Given task ▸ Turn each line of the material into a JSON list of strings, with one string per line and no blank lines.

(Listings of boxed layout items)
---+---

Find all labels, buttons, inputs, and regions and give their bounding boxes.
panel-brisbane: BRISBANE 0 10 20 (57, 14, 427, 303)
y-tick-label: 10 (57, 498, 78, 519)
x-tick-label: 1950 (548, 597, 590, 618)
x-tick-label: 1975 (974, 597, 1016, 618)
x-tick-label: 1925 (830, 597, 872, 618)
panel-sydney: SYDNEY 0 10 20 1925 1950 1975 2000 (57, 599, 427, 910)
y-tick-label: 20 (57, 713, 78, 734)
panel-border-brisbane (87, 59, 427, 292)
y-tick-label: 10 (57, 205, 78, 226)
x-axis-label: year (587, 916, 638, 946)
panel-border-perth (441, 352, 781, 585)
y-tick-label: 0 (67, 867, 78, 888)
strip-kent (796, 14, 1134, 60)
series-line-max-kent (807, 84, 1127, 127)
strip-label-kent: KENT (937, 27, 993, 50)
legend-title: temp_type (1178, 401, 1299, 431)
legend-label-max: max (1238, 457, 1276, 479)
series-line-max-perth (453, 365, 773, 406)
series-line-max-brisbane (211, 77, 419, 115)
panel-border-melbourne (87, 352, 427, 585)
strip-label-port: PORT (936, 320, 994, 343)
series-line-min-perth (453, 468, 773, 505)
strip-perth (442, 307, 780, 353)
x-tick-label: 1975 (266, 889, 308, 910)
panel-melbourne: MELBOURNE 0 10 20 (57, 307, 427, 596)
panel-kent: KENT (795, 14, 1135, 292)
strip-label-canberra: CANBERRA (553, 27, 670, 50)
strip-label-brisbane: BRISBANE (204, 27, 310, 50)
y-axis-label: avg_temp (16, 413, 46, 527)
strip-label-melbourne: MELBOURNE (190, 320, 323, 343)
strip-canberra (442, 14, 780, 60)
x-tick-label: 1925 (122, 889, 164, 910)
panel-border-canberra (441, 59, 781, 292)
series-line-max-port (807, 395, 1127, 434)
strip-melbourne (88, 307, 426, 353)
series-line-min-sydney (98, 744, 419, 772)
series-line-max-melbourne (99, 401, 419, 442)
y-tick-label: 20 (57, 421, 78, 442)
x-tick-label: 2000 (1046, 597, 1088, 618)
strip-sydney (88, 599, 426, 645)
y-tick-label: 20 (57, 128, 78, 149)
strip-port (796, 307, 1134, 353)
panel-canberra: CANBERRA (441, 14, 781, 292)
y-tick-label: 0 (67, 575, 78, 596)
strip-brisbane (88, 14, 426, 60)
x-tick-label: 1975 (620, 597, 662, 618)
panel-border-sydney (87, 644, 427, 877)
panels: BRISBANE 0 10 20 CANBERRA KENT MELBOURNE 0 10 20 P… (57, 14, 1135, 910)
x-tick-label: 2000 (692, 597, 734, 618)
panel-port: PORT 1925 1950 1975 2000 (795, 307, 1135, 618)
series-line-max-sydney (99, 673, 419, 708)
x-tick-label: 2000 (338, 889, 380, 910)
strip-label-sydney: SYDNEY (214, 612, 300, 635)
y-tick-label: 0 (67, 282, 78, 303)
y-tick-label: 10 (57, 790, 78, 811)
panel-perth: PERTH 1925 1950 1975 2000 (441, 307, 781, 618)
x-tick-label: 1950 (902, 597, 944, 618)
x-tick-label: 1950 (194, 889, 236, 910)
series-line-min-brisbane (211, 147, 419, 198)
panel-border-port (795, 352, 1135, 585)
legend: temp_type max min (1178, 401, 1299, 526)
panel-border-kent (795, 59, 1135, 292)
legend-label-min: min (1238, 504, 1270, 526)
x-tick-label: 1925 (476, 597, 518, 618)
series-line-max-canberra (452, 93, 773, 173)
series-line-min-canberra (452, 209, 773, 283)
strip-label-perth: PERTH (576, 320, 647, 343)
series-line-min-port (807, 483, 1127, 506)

---+---

Result for this exercise ▸
[
  "Find all labels, buttons, inputs, and regions and give their bounding boxes.",
  "panel-brisbane: BRISBANE 0 10 20 (57, 14, 427, 303)",
  "y-tick-label: 10 (57, 498, 78, 519)",
  "x-tick-label: 1950 (548, 597, 590, 618)",
  "x-tick-label: 1975 (974, 597, 1016, 618)",
  "x-tick-label: 1925 (830, 597, 872, 618)",
  "panel-sydney: SYDNEY 0 10 20 1925 1950 1975 2000 (57, 599, 427, 910)",
  "y-tick-label: 20 (57, 713, 78, 734)",
  "panel-border-brisbane (87, 59, 427, 292)",
  "y-tick-label: 10 (57, 205, 78, 226)",
  "x-axis-label: year (587, 916, 638, 946)",
  "panel-border-perth (441, 352, 781, 585)",
  "y-tick-label: 0 (67, 867, 78, 888)",
  "strip-kent (796, 14, 1134, 60)",
  "series-line-max-kent (807, 84, 1127, 127)",
  "strip-label-kent: KENT (937, 27, 993, 50)",
  "legend-title: temp_type (1178, 401, 1299, 431)",
  "legend-label-max: max (1238, 457, 1276, 479)",
  "series-line-max-perth (453, 365, 773, 406)",
  "series-line-max-brisbane (211, 77, 419, 115)",
  "panel-border-melbourne (87, 352, 427, 585)",
  "strip-label-port: PORT (936, 320, 994, 343)",
  "series-line-min-perth (453, 468, 773, 505)",
  "strip-perth (442, 307, 780, 353)",
  "x-tick-label: 1975 (266, 889, 308, 910)",
  "panel-melbourne: MELBOURNE 0 10 20 (57, 307, 427, 596)",
  "panel-kent: KENT (795, 14, 1135, 292)",
  "strip-label-canberra: CANBERRA (553, 27, 670, 50)",
  "strip-label-brisbane: BRISBANE (204, 27, 310, 50)",
  "y-axis-label: avg_temp (16, 413, 46, 527)",
  "strip-label-melbourne: MELBOURNE (190, 320, 323, 343)",
  "strip-canberra (442, 14, 780, 60)",
  "x-tick-label: 1925 (122, 889, 164, 910)",
  "panel-border-canberra (441, 59, 781, 292)",
  "series-line-max-port (807, 395, 1127, 434)",
  "strip-melbourne (88, 307, 426, 353)",
  "series-line-min-sydney (98, 744, 419, 772)",
  "series-line-max-melbourne (99, 401, 419, 442)",
  "y-tick-label: 20 (57, 421, 78, 442)",
  "x-tick-label: 2000 (1046, 597, 1088, 618)",
  "strip-sydney (88, 599, 426, 645)",
  "y-tick-label: 20 (57, 128, 78, 149)",
  "strip-port (796, 307, 1134, 353)",
  "panel-canberra: CANBERRA (441, 14, 781, 292)",
  "y-tick-label: 0 (67, 575, 78, 596)",
  "strip-brisbane (88, 14, 426, 60)",
  "x-tick-label: 1975 (620, 597, 662, 618)",
  "panel-border-sydney (87, 644, 427, 877)",
  "panels: BRISBANE 0 10 20 CANBERRA KENT MELBOURNE 0 10 20 P… (57, 14, 1135, 910)",
  "x-tick-label: 2000 (692, 597, 734, 618)",
  "panel-port: PORT 1925 1950 1975 2000 (795, 307, 1135, 618)",
  "series-line-max-sydney (99, 673, 419, 708)",
  "x-tick-label: 2000 (338, 889, 380, 910)",
  "strip-label-sydney: SYDNEY (214, 612, 300, 635)",
  "y-tick-label: 0 (67, 282, 78, 303)",
  "y-tick-label: 10 (57, 790, 78, 811)",
  "panel-perth: PERTH 1925 1950 1975 2000 (441, 307, 781, 618)",
  "x-tick-label: 1950 (902, 597, 944, 618)",
  "x-tick-label: 1950 (194, 889, 236, 910)",
  "series-line-min-brisbane (211, 147, 419, 198)",
  "panel-border-port (795, 352, 1135, 585)",
  "legend: temp_type max min (1178, 401, 1299, 526)",
  "panel-border-kent (795, 59, 1135, 292)",
  "legend-label-min: min (1238, 504, 1270, 526)",
  "x-tick-label: 1925 (476, 597, 518, 618)",
  "series-line-max-canberra (452, 93, 773, 173)",
  "series-line-min-canberra (452, 209, 773, 283)",
  "strip-label-perth: PERTH (576, 320, 647, 343)",
  "series-line-min-port (807, 483, 1127, 506)"
]